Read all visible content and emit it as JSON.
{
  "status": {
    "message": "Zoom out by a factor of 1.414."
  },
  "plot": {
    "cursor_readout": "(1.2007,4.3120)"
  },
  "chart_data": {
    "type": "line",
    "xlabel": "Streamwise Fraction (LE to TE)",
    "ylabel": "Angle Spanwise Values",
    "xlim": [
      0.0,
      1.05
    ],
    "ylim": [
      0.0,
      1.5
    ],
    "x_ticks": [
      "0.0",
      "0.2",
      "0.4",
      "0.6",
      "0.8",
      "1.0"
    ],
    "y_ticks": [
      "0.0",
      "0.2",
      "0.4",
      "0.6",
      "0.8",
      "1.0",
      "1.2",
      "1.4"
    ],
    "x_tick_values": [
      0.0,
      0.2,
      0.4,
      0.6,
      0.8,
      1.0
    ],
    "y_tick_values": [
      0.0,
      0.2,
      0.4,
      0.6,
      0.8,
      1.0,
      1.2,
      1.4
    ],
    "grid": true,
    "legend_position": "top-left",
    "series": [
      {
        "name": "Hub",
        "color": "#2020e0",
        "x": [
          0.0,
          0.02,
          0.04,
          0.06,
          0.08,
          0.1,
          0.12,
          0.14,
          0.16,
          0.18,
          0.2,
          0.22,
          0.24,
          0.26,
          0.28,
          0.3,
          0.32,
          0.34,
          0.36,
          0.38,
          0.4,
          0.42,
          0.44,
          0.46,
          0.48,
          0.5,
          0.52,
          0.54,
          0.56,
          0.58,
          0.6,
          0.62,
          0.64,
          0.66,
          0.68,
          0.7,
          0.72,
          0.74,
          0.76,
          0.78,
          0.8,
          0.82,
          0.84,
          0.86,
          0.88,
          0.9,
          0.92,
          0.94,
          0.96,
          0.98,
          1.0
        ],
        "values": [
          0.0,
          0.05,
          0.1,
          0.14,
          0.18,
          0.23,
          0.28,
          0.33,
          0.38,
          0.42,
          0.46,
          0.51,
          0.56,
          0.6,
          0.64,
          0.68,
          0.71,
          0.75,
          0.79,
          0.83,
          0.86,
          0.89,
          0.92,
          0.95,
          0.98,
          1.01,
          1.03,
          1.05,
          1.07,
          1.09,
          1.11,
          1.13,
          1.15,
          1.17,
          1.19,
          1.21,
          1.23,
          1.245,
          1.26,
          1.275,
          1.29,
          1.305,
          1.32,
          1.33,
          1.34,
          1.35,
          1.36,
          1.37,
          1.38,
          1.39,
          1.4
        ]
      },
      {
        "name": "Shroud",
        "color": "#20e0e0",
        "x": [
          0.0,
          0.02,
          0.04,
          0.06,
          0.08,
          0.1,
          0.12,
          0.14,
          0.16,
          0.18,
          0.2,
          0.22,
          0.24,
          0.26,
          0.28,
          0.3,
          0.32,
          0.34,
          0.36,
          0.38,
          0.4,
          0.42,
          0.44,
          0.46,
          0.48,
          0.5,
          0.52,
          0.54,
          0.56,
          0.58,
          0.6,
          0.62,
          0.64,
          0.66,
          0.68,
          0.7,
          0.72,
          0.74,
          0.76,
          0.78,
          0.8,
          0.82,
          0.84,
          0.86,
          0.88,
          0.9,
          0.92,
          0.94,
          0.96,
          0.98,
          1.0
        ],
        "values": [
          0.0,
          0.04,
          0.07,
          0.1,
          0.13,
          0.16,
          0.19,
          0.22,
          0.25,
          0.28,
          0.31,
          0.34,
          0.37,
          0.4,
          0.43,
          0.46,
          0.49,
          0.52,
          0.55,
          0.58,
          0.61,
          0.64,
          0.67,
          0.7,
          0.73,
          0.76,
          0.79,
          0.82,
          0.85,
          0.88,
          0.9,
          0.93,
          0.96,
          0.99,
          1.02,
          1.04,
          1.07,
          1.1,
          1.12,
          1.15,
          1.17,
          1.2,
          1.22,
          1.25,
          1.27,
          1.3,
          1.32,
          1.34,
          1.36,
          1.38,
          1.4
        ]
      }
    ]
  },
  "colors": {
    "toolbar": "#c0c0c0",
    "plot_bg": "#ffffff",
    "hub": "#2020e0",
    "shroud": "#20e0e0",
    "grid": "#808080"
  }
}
※ ※ ※
### Requirement
Transcribe all of the material exactly. Omit nothing.

### Result for this exercise
Read all visible content and emit it as JSON.
{
  "status": {
    "message": "Zoom out by a factor of 1.414."
  },
  "plot": {
    "cursor_readout": "(1.2007,4.3120)"
  },
  "chart_data": {
    "type": "line",
    "xlabel": "Streamwise Fraction (LE to TE)",
    "ylabel": "Angle Spanwise Values",
    "xlim": [
      0.0,
      1.05
    ],
    "ylim": [
      0.0,
      1.5
    ],
    "x_ticks": [
      "0.0",
      "0.2",
      "0.4",
      "0.6",
      "0.8",
      "1.0"
    ],
    "y_ticks": [
      "0.0",
      "0.2",
      "0.4",
      "0.6",
      "0.8",
      "1.0",
      "1.2",
      "1.4"
    ],
    "x_tick_values": [
      0.0,
      0.2,
      0.4,
      0.6,
      0.8,
      1.0
    ],
    "y_tick_values": [
      0.0,
      0.2,
      0.4,
      0.6,
      0.8,
      1.0,
      1.2,
      1.4
    ],
    "grid": true,
    "legend_position": "top-left",
    "series": [
      {
        "name": "Hub",
        "color": "#2020e0",
        "x": [
          0.0,
          0.02,
          0.04,
          0.06,
          0.08,
          0.1,
          0.12,
          0.14,
          0.16,
          0.18,
          0.2,
          0.22,
          0.24,
          0.26,
          0.28,
          0.3,
          0.32,
          0.34,
          0.36,
          0.38,
          0.4,
          0.42,
          0.44,
          0.46,
          0.48,
          0.5,
          0.52,
          0.54,
          0.56,
          0.58,
          0.6,
          0.62,
          0.64,
          0.66,
          0.68,
          0.7,
          0.72,
          0.74,
          0.76,
          0.78,
          0.8,
          0.82,
          0.84,
          0.86,
          0.88,
          0.9,
          0.92,
          0.94,
          0.96,
          0.98,
          1.0
        ],
        "values": [
          0.0,
          0.05,
          0.1,
          0.14,
          0.18,
          0.23,
          0.28,
          0.33,
          0.38,
          0.42,
          0.46,
          0.51,
          0.56,
          0.6,
          0.64,
          0.68,
          0.71,
          0.75,
          0.79,
          0.83,
          0.86,
          0.89,
          0.92,
          0.95,
          0.98,
          1.01,
          1.03,
          1.05,
          1.07,
          1.09,
          1.11,
          1.13,
          1.15,
          1.17,
          1.19,
          1.21,
          1.23,
          1.245,
          1.26,
          1.275,
          1.29,
          1.305,
          1.32,
          1.33,
          1.34,
          1.35,
          1.36,
          1.37,
          1.38,
          1.39,
          1.4
        ]
      },
      {
        "name": "Shroud",
        "color": "#20e0e0",
        "x": [
          0.0,
          0.02,
          0.04,
          0.06,
          0.08,
          0.1,
          0.12,
          0.14,
          0.16,
          0.18,
          0.2,
          0.22,
          0.24,
          0.26,
          0.28,
          0.3,
          0.32,
          0.34,
          0.36,
          0.38,
          0.4,
          0.42,
          0.44,
          0.46,
          0.48,
          0.5,
          0.52,
          0.54,
          0.56,
          0.58,
          0.6,
          0.62,
          0.64,
          0.66,
          0.68,
          0.7,
          0.72,
          0.74,
          0.76,
          0.78,
          0.8,
          0.82,
          0.84,
          0.86,
          0.88,
          0.9,
          0.92,
          0.94,
          0.96,
          0.98,
          1.0
        ],
        "values": [
          0.0,
          0.04,
          0.07,
          0.1,
          0.13,
          0.16,
          0.19,
          0.22,
          0.25,
          0.28,
          0.31,
          0.34,
          0.37,
          0.4,
          0.43,
          0.46,
          0.49,
          0.52,
          0.55,
          0.58,
          0.61,
          0.64,
          0.67,
          0.7,
          0.73,
          0.76,
          0.79,
          0.82,
          0.85,
          0.88,
          0.9,
          0.93,
          0.96,
          0.99,
          1.02,
          1.04,
          1.07,
          1.1,
          1.12,
          1.15,
          1.17,
          1.2,
          1.22,
          1.25,
          1.27,
          1.3,
          1.32,
          1.34,
          1.36,
          1.38,
          1.4
        ]
      }
    ]
  },
  "colors": {
    "toolbar": "#c0c0c0",
    "plot_bg": "#ffffff",
    "hub": "#2020e0",
    "shroud": "#20e0e0",
    "grid": "#808080"
  }
}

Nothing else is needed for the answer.